▶ SET PROBLEM:
Reproduce the material below with every "gridline" renamed to "horizontal-rule" and nothing else altered. Leave the pictures out of your answer.
____
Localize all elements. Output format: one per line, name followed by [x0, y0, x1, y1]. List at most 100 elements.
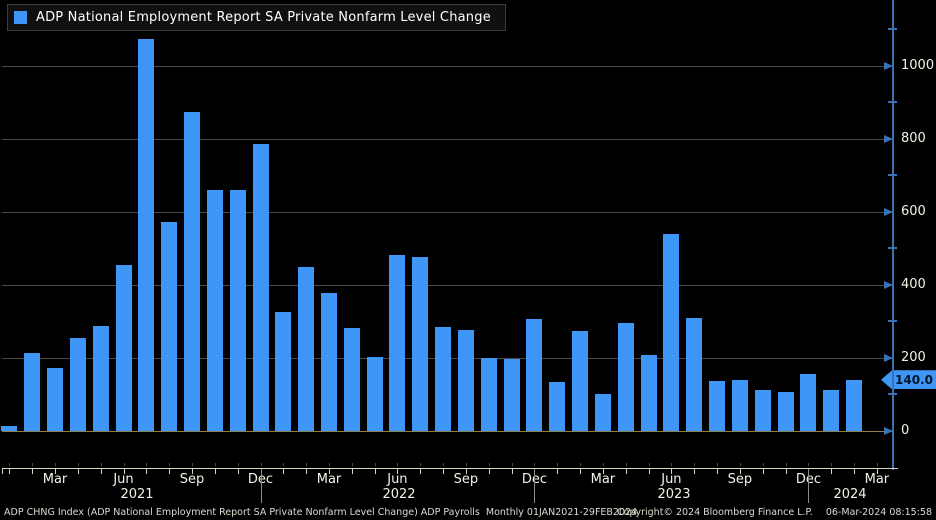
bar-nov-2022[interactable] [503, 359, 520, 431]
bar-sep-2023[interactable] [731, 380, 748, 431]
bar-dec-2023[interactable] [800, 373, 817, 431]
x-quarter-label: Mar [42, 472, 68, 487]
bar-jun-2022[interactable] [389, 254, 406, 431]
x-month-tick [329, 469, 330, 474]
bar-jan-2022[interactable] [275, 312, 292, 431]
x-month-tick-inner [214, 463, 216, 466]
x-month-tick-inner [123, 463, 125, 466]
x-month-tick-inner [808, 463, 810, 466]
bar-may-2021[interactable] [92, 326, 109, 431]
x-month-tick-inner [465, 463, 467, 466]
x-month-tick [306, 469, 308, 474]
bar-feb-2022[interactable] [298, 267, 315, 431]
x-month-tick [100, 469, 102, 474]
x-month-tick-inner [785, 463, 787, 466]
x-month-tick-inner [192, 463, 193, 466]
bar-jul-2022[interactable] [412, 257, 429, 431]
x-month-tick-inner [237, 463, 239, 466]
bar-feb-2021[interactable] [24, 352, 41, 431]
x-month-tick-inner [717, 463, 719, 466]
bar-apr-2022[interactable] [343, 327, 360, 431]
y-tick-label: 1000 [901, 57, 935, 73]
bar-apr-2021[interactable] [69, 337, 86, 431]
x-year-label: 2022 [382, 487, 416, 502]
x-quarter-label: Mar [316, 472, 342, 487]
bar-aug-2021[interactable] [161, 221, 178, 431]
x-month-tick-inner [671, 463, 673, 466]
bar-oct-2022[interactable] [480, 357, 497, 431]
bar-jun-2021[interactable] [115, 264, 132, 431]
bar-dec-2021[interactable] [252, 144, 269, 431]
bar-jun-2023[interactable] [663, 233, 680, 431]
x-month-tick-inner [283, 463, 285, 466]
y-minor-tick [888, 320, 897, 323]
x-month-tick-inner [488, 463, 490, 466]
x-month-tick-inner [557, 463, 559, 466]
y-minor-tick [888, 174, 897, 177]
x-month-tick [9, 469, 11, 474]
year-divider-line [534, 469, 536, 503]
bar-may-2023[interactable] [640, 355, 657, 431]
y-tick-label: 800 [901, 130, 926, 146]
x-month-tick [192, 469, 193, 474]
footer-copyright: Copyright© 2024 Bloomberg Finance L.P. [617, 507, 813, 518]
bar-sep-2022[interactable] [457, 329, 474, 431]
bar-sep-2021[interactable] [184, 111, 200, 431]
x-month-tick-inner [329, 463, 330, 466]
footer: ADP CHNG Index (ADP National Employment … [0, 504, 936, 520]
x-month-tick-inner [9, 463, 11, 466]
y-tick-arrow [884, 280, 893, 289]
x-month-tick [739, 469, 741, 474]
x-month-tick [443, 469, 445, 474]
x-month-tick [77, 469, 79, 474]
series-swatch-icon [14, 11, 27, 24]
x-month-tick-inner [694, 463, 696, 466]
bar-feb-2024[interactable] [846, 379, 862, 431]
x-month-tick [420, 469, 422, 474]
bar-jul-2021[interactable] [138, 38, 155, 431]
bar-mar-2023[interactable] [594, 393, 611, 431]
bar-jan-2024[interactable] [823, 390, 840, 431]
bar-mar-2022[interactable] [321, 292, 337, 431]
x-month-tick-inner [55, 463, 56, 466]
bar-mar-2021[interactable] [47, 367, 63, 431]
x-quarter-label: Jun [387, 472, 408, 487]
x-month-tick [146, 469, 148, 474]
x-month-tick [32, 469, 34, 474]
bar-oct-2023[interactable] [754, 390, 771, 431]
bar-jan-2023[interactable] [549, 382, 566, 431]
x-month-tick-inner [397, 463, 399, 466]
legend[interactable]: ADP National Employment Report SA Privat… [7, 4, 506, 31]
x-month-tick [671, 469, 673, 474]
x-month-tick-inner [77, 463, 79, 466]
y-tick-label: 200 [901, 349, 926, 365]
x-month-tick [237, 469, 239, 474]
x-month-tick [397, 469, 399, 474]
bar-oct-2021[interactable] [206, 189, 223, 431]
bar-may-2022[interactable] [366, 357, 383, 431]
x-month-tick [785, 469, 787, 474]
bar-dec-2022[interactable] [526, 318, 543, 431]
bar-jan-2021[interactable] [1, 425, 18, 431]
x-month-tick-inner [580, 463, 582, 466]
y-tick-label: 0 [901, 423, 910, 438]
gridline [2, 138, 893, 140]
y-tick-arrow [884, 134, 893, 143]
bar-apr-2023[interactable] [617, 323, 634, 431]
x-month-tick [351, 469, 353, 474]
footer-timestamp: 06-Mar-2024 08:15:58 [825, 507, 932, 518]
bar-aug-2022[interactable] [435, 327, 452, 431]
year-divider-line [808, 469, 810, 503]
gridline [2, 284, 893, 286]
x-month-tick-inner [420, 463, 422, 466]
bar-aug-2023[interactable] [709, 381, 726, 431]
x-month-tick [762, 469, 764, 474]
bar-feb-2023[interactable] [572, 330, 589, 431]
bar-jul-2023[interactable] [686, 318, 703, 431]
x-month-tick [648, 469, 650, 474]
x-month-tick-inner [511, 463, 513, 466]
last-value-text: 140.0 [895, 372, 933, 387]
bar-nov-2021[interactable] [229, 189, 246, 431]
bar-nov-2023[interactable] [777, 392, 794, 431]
____
▶ ANSWER TO THIS TASK:
Localize all elements. Output format: one per line, name followed by [x0, y0, x1, y1]. List at most 100 elements.
bar-nov-2022[interactable] [503, 359, 520, 431]
bar-sep-2023[interactable] [731, 380, 748, 431]
bar-dec-2023[interactable] [800, 373, 817, 431]
x-quarter-label: Mar [42, 472, 68, 487]
bar-jun-2022[interactable] [389, 254, 406, 431]
x-month-tick [329, 469, 330, 474]
bar-jan-2022[interactable] [275, 312, 292, 431]
x-month-tick-inner [214, 463, 216, 466]
x-month-tick-inner [123, 463, 125, 466]
x-month-tick-inner [808, 463, 810, 466]
bar-may-2021[interactable] [92, 326, 109, 431]
x-month-tick-inner [465, 463, 467, 466]
x-month-tick [306, 469, 308, 474]
bar-feb-2022[interactable] [298, 267, 315, 431]
x-month-tick [100, 469, 102, 474]
x-month-tick-inner [785, 463, 787, 466]
x-month-tick-inner [192, 463, 193, 466]
bar-jul-2022[interactable] [412, 257, 429, 431]
x-month-tick-inner [237, 463, 239, 466]
bar-feb-2021[interactable] [24, 352, 41, 431]
x-month-tick-inner [717, 463, 719, 466]
bar-apr-2022[interactable] [343, 327, 360, 431]
y-tick-label: 1000 [901, 57, 935, 73]
bar-apr-2021[interactable] [69, 337, 86, 431]
x-year-label: 2022 [382, 487, 416, 502]
x-quarter-label: Mar [316, 472, 342, 487]
bar-aug-2021[interactable] [161, 221, 178, 431]
x-month-tick-inner [671, 463, 673, 466]
bar-oct-2022[interactable] [480, 357, 497, 431]
bar-jun-2021[interactable] [115, 264, 132, 431]
bar-dec-2021[interactable] [252, 144, 269, 431]
bar-jun-2023[interactable] [663, 233, 680, 431]
x-month-tick-inner [283, 463, 285, 466]
y-minor-tick [888, 320, 897, 323]
x-month-tick-inner [488, 463, 490, 466]
x-month-tick-inner [557, 463, 559, 466]
y-minor-tick [888, 174, 897, 177]
x-month-tick [9, 469, 11, 474]
year-divider-line [534, 469, 536, 503]
bar-may-2023[interactable] [640, 355, 657, 431]
y-tick-label: 800 [901, 130, 926, 146]
x-month-tick [192, 469, 193, 474]
footer-copyright: Copyright© 2024 Bloomberg Finance L.P. [617, 507, 813, 518]
bar-sep-2022[interactable] [457, 329, 474, 431]
bar-sep-2021[interactable] [184, 111, 200, 431]
x-month-tick-inner [329, 463, 330, 466]
footer: ADP CHNG Index (ADP National Employment … [0, 504, 936, 520]
x-month-tick-inner [9, 463, 11, 466]
y-tick-arrow [884, 280, 893, 289]
x-month-tick [739, 469, 741, 474]
x-month-tick [443, 469, 445, 474]
x-month-tick [77, 469, 79, 474]
series-swatch-icon [14, 11, 27, 24]
x-month-tick-inner [694, 463, 696, 466]
bar-feb-2024[interactable] [846, 379, 862, 431]
x-month-tick [420, 469, 422, 474]
bar-jul-2021[interactable] [138, 38, 155, 431]
bar-mar-2023[interactable] [594, 393, 611, 431]
bar-jan-2024[interactable] [823, 390, 840, 431]
bar-mar-2022[interactable] [321, 292, 337, 431]
x-month-tick-inner [55, 463, 56, 466]
bar-mar-2021[interactable] [47, 367, 63, 431]
x-quarter-label: Jun [387, 472, 408, 487]
x-month-tick [146, 469, 148, 474]
x-month-tick [32, 469, 34, 474]
bar-oct-2023[interactable] [754, 390, 771, 431]
bar-jan-2023[interactable] [549, 382, 566, 431]
x-month-tick-inner [397, 463, 399, 466]
legend[interactable]: ADP National Employment Report SA Privat… [7, 4, 506, 31]
x-month-tick [671, 469, 673, 474]
x-month-tick-inner [77, 463, 79, 466]
y-tick-label: 200 [901, 349, 926, 365]
x-month-tick [237, 469, 239, 474]
x-month-tick [397, 469, 399, 474]
bar-oct-2021[interactable] [206, 189, 223, 431]
bar-may-2022[interactable] [366, 357, 383, 431]
x-month-tick [785, 469, 787, 474]
bar-dec-2022[interactable] [526, 318, 543, 431]
bar-jan-2021[interactable] [1, 425, 18, 431]
x-month-tick-inner [580, 463, 582, 466]
y-tick-label: 0 [901, 423, 910, 438]
horizontal-rule [2, 138, 893, 140]
y-tick-arrow [884, 134, 893, 143]
bar-apr-2023[interactable] [617, 323, 634, 431]
x-month-tick [351, 469, 353, 474]
footer-timestamp: 06-Mar-2024 08:15:58 [825, 507, 932, 518]
bar-aug-2022[interactable] [435, 327, 452, 431]
year-divider-line [808, 469, 810, 503]
horizontal-rule [2, 284, 893, 286]
x-month-tick-inner [420, 463, 422, 466]
bar-aug-2023[interactable] [709, 381, 726, 431]
x-month-tick [762, 469, 764, 474]
bar-feb-2023[interactable] [572, 330, 589, 431]
bar-jul-2023[interactable] [686, 318, 703, 431]
x-month-tick [648, 469, 650, 474]
x-month-tick-inner [511, 463, 513, 466]
last-value-text: 140.0 [895, 372, 933, 387]
bar-nov-2021[interactable] [229, 189, 246, 431]
bar-nov-2023[interactable] [777, 392, 794, 431]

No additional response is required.